:: TASK ::
Every line that contains the word "JSON" should be copied.

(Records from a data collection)
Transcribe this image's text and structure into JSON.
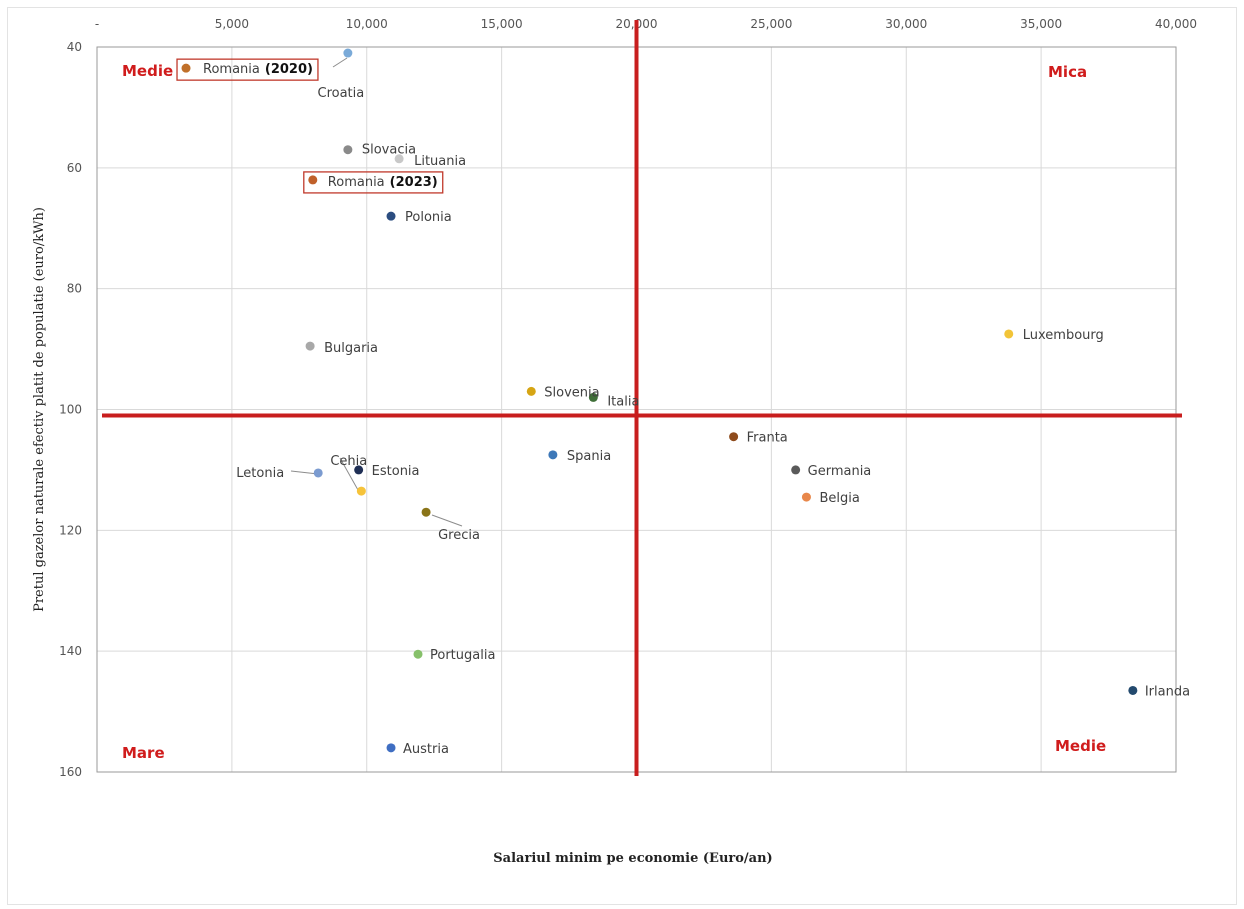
{
  "chart_data": {
    "type": "scatter",
    "title": "",
    "xlabel": "Salariul minim pe economie (Euro/an)",
    "ylabel": "Pretul gazelor naturale efectiv platit de populatie (euro/kWh)",
    "xlim": [
      0,
      40000
    ],
    "ylim": [
      40,
      160
    ],
    "y_inverted": true,
    "x_axis_position": "top",
    "x_ticks": [
      "-",
      "5,000",
      "10,000",
      "15,000",
      "20,000",
      "25,000",
      "30,000",
      "35,000",
      "40,000"
    ],
    "y_ticks": [
      "40",
      "60",
      "80",
      "100",
      "120",
      "140",
      "160"
    ],
    "grid": true,
    "legend": "none",
    "points": [
      {
        "label": "Romania",
        "year": "(2020)",
        "x": 3300,
        "y": 43.5,
        "color": "#c0702a"
      },
      {
        "label": "Croatia",
        "x": 9300,
        "y": 41,
        "color": "#7aaad8"
      },
      {
        "label": "Slovacia",
        "x": 9300,
        "y": 57,
        "color": "#8a8a8a"
      },
      {
        "label": "Lituania",
        "x": 11200,
        "y": 58.5,
        "color": "#c8c8c8"
      },
      {
        "label": "Romania",
        "year": "(2023)",
        "x": 8000,
        "y": 62,
        "color": "#c0602a"
      },
      {
        "label": "Polonia",
        "x": 10900,
        "y": 68,
        "color": "#2b4d80"
      },
      {
        "label": "Bulgaria",
        "x": 7900,
        "y": 89.5,
        "color": "#a8a8a8"
      },
      {
        "label": "Luxembourg",
        "x": 33800,
        "y": 87.5,
        "color": "#f2c438"
      },
      {
        "label": "Slovenia",
        "x": 16100,
        "y": 97,
        "color": "#d6a514"
      },
      {
        "label": "Italia",
        "x": 18400,
        "y": 98,
        "color": "#3f6f38"
      },
      {
        "label": "Franta",
        "x": 23600,
        "y": 104.5,
        "color": "#8e4b1c"
      },
      {
        "label": "Spania",
        "x": 16900,
        "y": 107.5,
        "color": "#3d78b8"
      },
      {
        "label": "Estonia",
        "x": 9700,
        "y": 110,
        "color": "#1f2f55"
      },
      {
        "label": "Letonia",
        "x": 8200,
        "y": 110.5,
        "color": "#7b9bd0"
      },
      {
        "label": "Cehia",
        "x": 9800,
        "y": 113.5,
        "color": "#f6c33a"
      },
      {
        "label": "Germania",
        "x": 25900,
        "y": 110,
        "color": "#5a5a5a"
      },
      {
        "label": "Belgia",
        "x": 26300,
        "y": 114.5,
        "color": "#e8874a"
      },
      {
        "label": "Grecia",
        "x": 12200,
        "y": 117,
        "color": "#8a7418"
      },
      {
        "label": "Portugalia",
        "x": 11900,
        "y": 140.5,
        "color": "#86c06a"
      },
      {
        "label": "Irlanda",
        "x": 38400,
        "y": 146.5,
        "color": "#234a6e"
      },
      {
        "label": "Austria",
        "x": 10900,
        "y": 156,
        "color": "#3f6ec2"
      }
    ],
    "reference_lines": {
      "x": 20000,
      "y": 101,
      "color": "#c81e1e"
    },
    "quadrant_labels": [
      {
        "text": "Medie",
        "position": "top-left"
      },
      {
        "text": "Mica",
        "position": "top-right"
      },
      {
        "text": "Mare",
        "position": "bottom-left"
      },
      {
        "text": "Medie",
        "position": "bottom-right"
      }
    ]
  }
}
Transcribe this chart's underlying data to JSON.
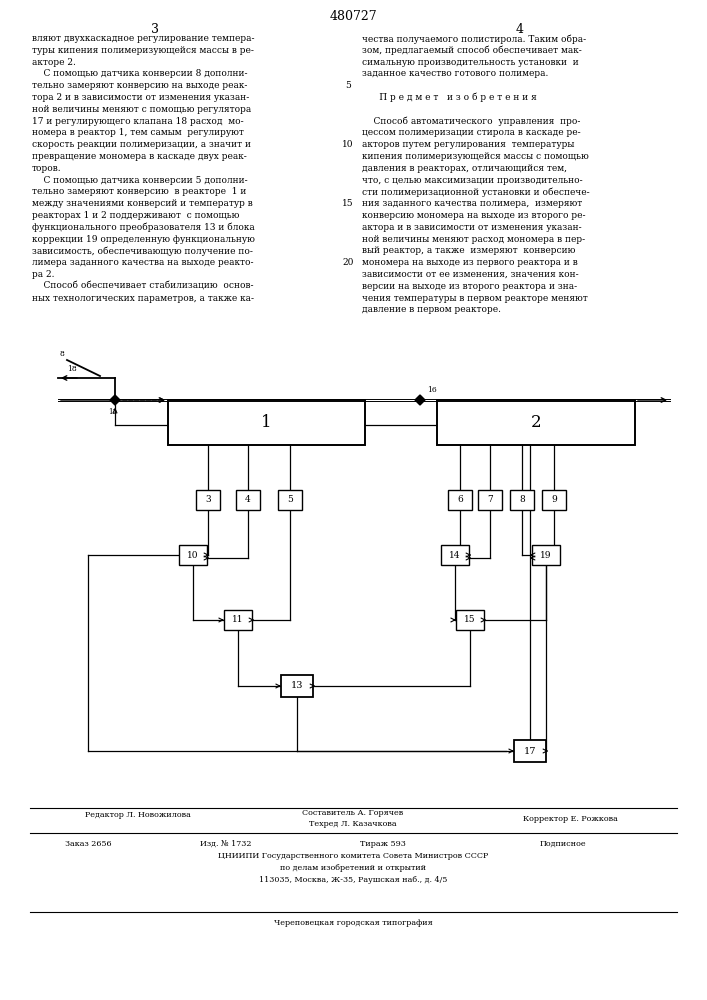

:: TASK ANSWER ::
Transcribe this image's text and structure into JSON.
Transcribe this chart's underlying data to JSON.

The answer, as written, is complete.